Items listed in a dataset:
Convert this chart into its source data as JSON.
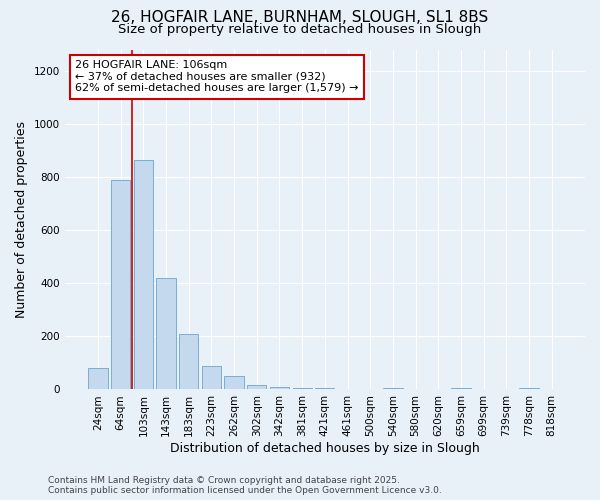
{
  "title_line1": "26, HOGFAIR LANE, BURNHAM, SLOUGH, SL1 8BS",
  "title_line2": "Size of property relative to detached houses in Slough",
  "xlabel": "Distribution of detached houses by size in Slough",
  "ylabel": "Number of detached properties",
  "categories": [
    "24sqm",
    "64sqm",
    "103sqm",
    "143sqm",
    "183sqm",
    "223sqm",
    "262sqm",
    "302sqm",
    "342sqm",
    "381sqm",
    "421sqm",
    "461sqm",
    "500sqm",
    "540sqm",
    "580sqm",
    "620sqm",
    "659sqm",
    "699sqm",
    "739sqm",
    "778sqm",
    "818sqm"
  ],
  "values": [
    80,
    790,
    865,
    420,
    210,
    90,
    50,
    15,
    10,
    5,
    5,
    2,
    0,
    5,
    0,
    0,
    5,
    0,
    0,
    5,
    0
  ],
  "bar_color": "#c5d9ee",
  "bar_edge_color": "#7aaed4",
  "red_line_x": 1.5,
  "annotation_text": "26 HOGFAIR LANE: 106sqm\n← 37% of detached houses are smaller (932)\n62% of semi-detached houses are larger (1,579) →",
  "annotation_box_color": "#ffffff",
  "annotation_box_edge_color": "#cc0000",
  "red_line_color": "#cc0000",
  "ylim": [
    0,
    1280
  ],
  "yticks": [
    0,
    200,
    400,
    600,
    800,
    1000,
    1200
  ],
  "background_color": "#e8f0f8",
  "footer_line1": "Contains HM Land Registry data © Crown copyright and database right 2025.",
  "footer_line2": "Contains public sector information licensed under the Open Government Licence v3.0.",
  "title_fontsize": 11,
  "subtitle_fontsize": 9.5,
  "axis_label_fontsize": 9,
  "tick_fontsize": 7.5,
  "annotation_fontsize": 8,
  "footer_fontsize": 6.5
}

The exercise: Wherever the string "LANE" appears in the entries above, list that line.

Solved problem:
  "title_line1": "26, HOGFAIR LANE, BURNHAM, SLOUGH, SL1 8BS",
  "annotation_text": "26 HOGFAIR LANE: 106sqm\n← 37% of detached houses are smaller (932)\n62% of semi-detached houses are larger (1,579) →",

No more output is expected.